*** DATA SECTION ***
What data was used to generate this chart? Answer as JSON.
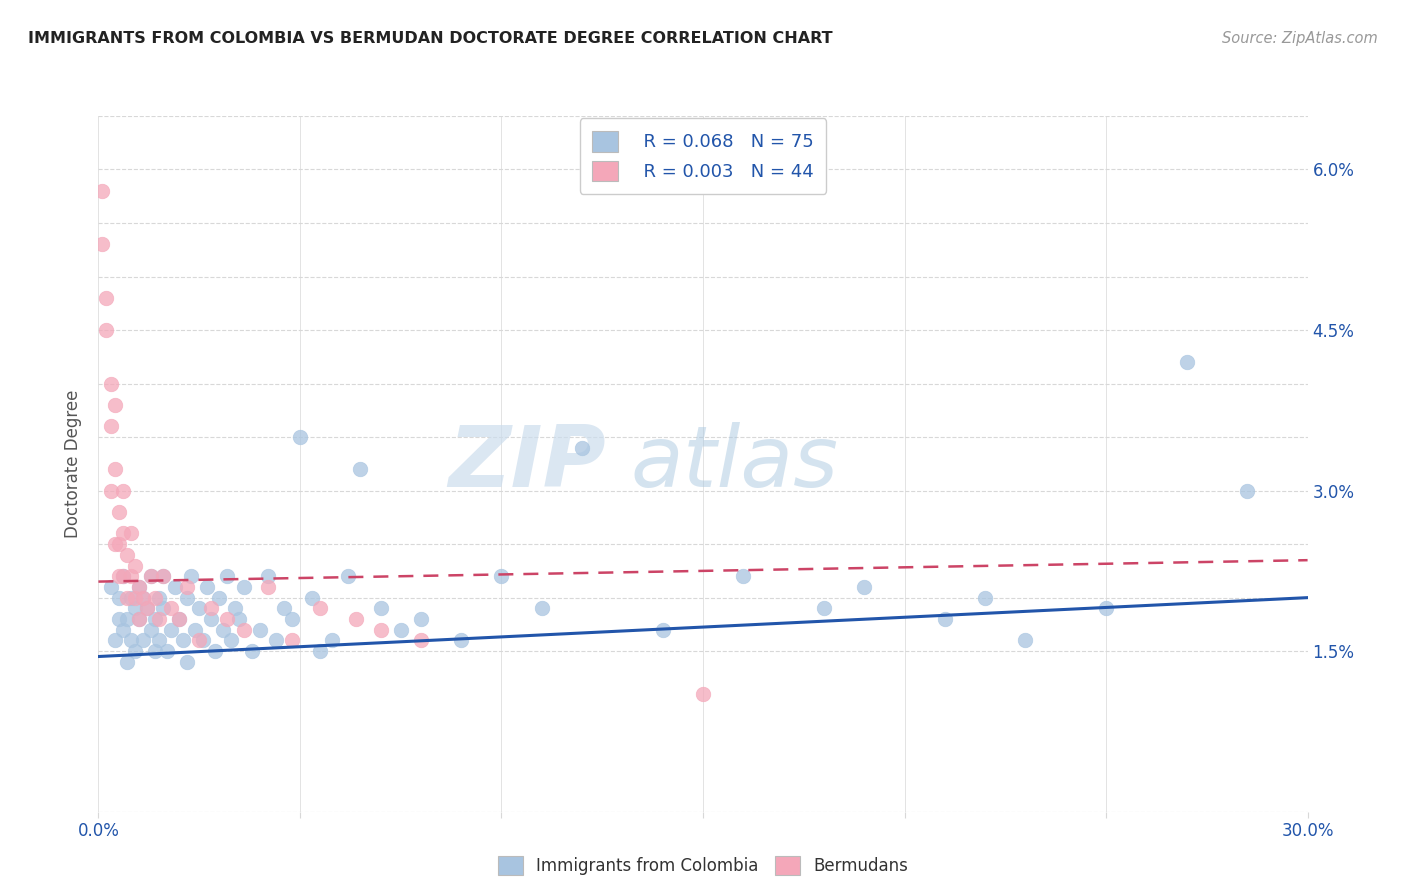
{
  "title": "IMMIGRANTS FROM COLOMBIA VS BERMUDAN DOCTORATE DEGREE CORRELATION CHART",
  "source_text": "Source: ZipAtlas.com",
  "ylabel": "Doctorate Degree",
  "xlim": [
    0.0,
    0.3
  ],
  "ylim": [
    0.0,
    0.065
  ],
  "xticks": [
    0.0,
    0.05,
    0.1,
    0.15,
    0.2,
    0.25,
    0.3
  ],
  "xticklabels": [
    "0.0%",
    "",
    "",
    "",
    "",
    "",
    "30.0%"
  ],
  "ytick_vals": [
    0.0,
    0.015,
    0.02,
    0.025,
    0.03,
    0.035,
    0.04,
    0.045,
    0.05,
    0.055,
    0.06,
    0.065
  ],
  "yticklabels_right": [
    "",
    "1.5%",
    "",
    "",
    "3.0%",
    "",
    "",
    "4.5%",
    "",
    "",
    "6.0%",
    ""
  ],
  "blue_color": "#a8c4e0",
  "pink_color": "#f4a7b9",
  "blue_line_color": "#2255aa",
  "pink_line_color": "#cc4466",
  "legend_r_blue": "R = 0.068",
  "legend_n_blue": "N = 75",
  "legend_r_pink": "R = 0.003",
  "legend_n_pink": "N = 44",
  "watermark_zip": "ZIP",
  "watermark_atlas": "atlas",
  "background_color": "#ffffff",
  "grid_color": "#d8d8d8",
  "title_color": "#222222",
  "axis_label_color": "#555555",
  "tick_color": "#2255aa",
  "blue_line_x": [
    0.0,
    0.3
  ],
  "blue_line_y": [
    0.0145,
    0.02
  ],
  "pink_line_x": [
    0.0,
    0.3
  ],
  "pink_line_y": [
    0.0215,
    0.0235
  ],
  "blue_scatter_x": [
    0.003,
    0.004,
    0.005,
    0.005,
    0.006,
    0.006,
    0.007,
    0.007,
    0.008,
    0.008,
    0.009,
    0.009,
    0.01,
    0.01,
    0.011,
    0.011,
    0.012,
    0.013,
    0.013,
    0.014,
    0.014,
    0.015,
    0.015,
    0.016,
    0.016,
    0.017,
    0.018,
    0.019,
    0.02,
    0.021,
    0.022,
    0.022,
    0.023,
    0.024,
    0.025,
    0.026,
    0.027,
    0.028,
    0.029,
    0.03,
    0.031,
    0.032,
    0.033,
    0.034,
    0.035,
    0.036,
    0.038,
    0.04,
    0.042,
    0.044,
    0.046,
    0.048,
    0.05,
    0.053,
    0.055,
    0.058,
    0.062,
    0.065,
    0.07,
    0.075,
    0.08,
    0.09,
    0.1,
    0.11,
    0.12,
    0.14,
    0.16,
    0.18,
    0.19,
    0.21,
    0.22,
    0.23,
    0.25,
    0.27,
    0.285
  ],
  "blue_scatter_y": [
    0.021,
    0.016,
    0.02,
    0.018,
    0.017,
    0.022,
    0.014,
    0.018,
    0.02,
    0.016,
    0.019,
    0.015,
    0.021,
    0.018,
    0.016,
    0.02,
    0.019,
    0.017,
    0.022,
    0.015,
    0.018,
    0.02,
    0.016,
    0.019,
    0.022,
    0.015,
    0.017,
    0.021,
    0.018,
    0.016,
    0.02,
    0.014,
    0.022,
    0.017,
    0.019,
    0.016,
    0.021,
    0.018,
    0.015,
    0.02,
    0.017,
    0.022,
    0.016,
    0.019,
    0.018,
    0.021,
    0.015,
    0.017,
    0.022,
    0.016,
    0.019,
    0.018,
    0.035,
    0.02,
    0.015,
    0.016,
    0.022,
    0.032,
    0.019,
    0.017,
    0.018,
    0.016,
    0.022,
    0.019,
    0.034,
    0.017,
    0.022,
    0.019,
    0.021,
    0.018,
    0.02,
    0.016,
    0.019,
    0.042,
    0.03
  ],
  "pink_scatter_x": [
    0.001,
    0.001,
    0.002,
    0.002,
    0.003,
    0.003,
    0.003,
    0.004,
    0.004,
    0.004,
    0.005,
    0.005,
    0.005,
    0.006,
    0.006,
    0.006,
    0.007,
    0.007,
    0.008,
    0.008,
    0.009,
    0.009,
    0.01,
    0.01,
    0.011,
    0.012,
    0.013,
    0.014,
    0.015,
    0.016,
    0.018,
    0.02,
    0.022,
    0.025,
    0.028,
    0.032,
    0.036,
    0.042,
    0.048,
    0.055,
    0.064,
    0.07,
    0.08,
    0.15
  ],
  "pink_scatter_y": [
    0.058,
    0.053,
    0.048,
    0.045,
    0.036,
    0.03,
    0.04,
    0.025,
    0.038,
    0.032,
    0.022,
    0.028,
    0.025,
    0.022,
    0.026,
    0.03,
    0.02,
    0.024,
    0.022,
    0.026,
    0.02,
    0.023,
    0.018,
    0.021,
    0.02,
    0.019,
    0.022,
    0.02,
    0.018,
    0.022,
    0.019,
    0.018,
    0.021,
    0.016,
    0.019,
    0.018,
    0.017,
    0.021,
    0.016,
    0.019,
    0.018,
    0.017,
    0.016,
    0.011
  ]
}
***
**STATED EXERCISE**
Set down every record once more, word for word, without pictures.

**WRITTEN SOLUTION**
What data was used to generate this chart? Answer as JSON.
{
  "title": "IMMIGRANTS FROM COLOMBIA VS BERMUDAN DOCTORATE DEGREE CORRELATION CHART",
  "source_text": "Source: ZipAtlas.com",
  "ylabel": "Doctorate Degree",
  "xlim": [
    0.0,
    0.3
  ],
  "ylim": [
    0.0,
    0.065
  ],
  "xticks": [
    0.0,
    0.05,
    0.1,
    0.15,
    0.2,
    0.25,
    0.3
  ],
  "xticklabels": [
    "0.0%",
    "",
    "",
    "",
    "",
    "",
    "30.0%"
  ],
  "ytick_vals": [
    0.0,
    0.015,
    0.02,
    0.025,
    0.03,
    0.035,
    0.04,
    0.045,
    0.05,
    0.055,
    0.06,
    0.065
  ],
  "yticklabels_right": [
    "",
    "1.5%",
    "",
    "",
    "3.0%",
    "",
    "",
    "4.5%",
    "",
    "",
    "6.0%",
    ""
  ],
  "blue_color": "#a8c4e0",
  "pink_color": "#f4a7b9",
  "blue_line_color": "#2255aa",
  "pink_line_color": "#cc4466",
  "legend_r_blue": "R = 0.068",
  "legend_n_blue": "N = 75",
  "legend_r_pink": "R = 0.003",
  "legend_n_pink": "N = 44",
  "watermark_zip": "ZIP",
  "watermark_atlas": "atlas",
  "background_color": "#ffffff",
  "grid_color": "#d8d8d8",
  "title_color": "#222222",
  "axis_label_color": "#555555",
  "tick_color": "#2255aa",
  "blue_line_x": [
    0.0,
    0.3
  ],
  "blue_line_y": [
    0.0145,
    0.02
  ],
  "pink_line_x": [
    0.0,
    0.3
  ],
  "pink_line_y": [
    0.0215,
    0.0235
  ],
  "blue_scatter_x": [
    0.003,
    0.004,
    0.005,
    0.005,
    0.006,
    0.006,
    0.007,
    0.007,
    0.008,
    0.008,
    0.009,
    0.009,
    0.01,
    0.01,
    0.011,
    0.011,
    0.012,
    0.013,
    0.013,
    0.014,
    0.014,
    0.015,
    0.015,
    0.016,
    0.016,
    0.017,
    0.018,
    0.019,
    0.02,
    0.021,
    0.022,
    0.022,
    0.023,
    0.024,
    0.025,
    0.026,
    0.027,
    0.028,
    0.029,
    0.03,
    0.031,
    0.032,
    0.033,
    0.034,
    0.035,
    0.036,
    0.038,
    0.04,
    0.042,
    0.044,
    0.046,
    0.048,
    0.05,
    0.053,
    0.055,
    0.058,
    0.062,
    0.065,
    0.07,
    0.075,
    0.08,
    0.09,
    0.1,
    0.11,
    0.12,
    0.14,
    0.16,
    0.18,
    0.19,
    0.21,
    0.22,
    0.23,
    0.25,
    0.27,
    0.285
  ],
  "blue_scatter_y": [
    0.021,
    0.016,
    0.02,
    0.018,
    0.017,
    0.022,
    0.014,
    0.018,
    0.02,
    0.016,
    0.019,
    0.015,
    0.021,
    0.018,
    0.016,
    0.02,
    0.019,
    0.017,
    0.022,
    0.015,
    0.018,
    0.02,
    0.016,
    0.019,
    0.022,
    0.015,
    0.017,
    0.021,
    0.018,
    0.016,
    0.02,
    0.014,
    0.022,
    0.017,
    0.019,
    0.016,
    0.021,
    0.018,
    0.015,
    0.02,
    0.017,
    0.022,
    0.016,
    0.019,
    0.018,
    0.021,
    0.015,
    0.017,
    0.022,
    0.016,
    0.019,
    0.018,
    0.035,
    0.02,
    0.015,
    0.016,
    0.022,
    0.032,
    0.019,
    0.017,
    0.018,
    0.016,
    0.022,
    0.019,
    0.034,
    0.017,
    0.022,
    0.019,
    0.021,
    0.018,
    0.02,
    0.016,
    0.019,
    0.042,
    0.03
  ],
  "pink_scatter_x": [
    0.001,
    0.001,
    0.002,
    0.002,
    0.003,
    0.003,
    0.003,
    0.004,
    0.004,
    0.004,
    0.005,
    0.005,
    0.005,
    0.006,
    0.006,
    0.006,
    0.007,
    0.007,
    0.008,
    0.008,
    0.009,
    0.009,
    0.01,
    0.01,
    0.011,
    0.012,
    0.013,
    0.014,
    0.015,
    0.016,
    0.018,
    0.02,
    0.022,
    0.025,
    0.028,
    0.032,
    0.036,
    0.042,
    0.048,
    0.055,
    0.064,
    0.07,
    0.08,
    0.15
  ],
  "pink_scatter_y": [
    0.058,
    0.053,
    0.048,
    0.045,
    0.036,
    0.03,
    0.04,
    0.025,
    0.038,
    0.032,
    0.022,
    0.028,
    0.025,
    0.022,
    0.026,
    0.03,
    0.02,
    0.024,
    0.022,
    0.026,
    0.02,
    0.023,
    0.018,
    0.021,
    0.02,
    0.019,
    0.022,
    0.02,
    0.018,
    0.022,
    0.019,
    0.018,
    0.021,
    0.016,
    0.019,
    0.018,
    0.017,
    0.021,
    0.016,
    0.019,
    0.018,
    0.017,
    0.016,
    0.011
  ]
}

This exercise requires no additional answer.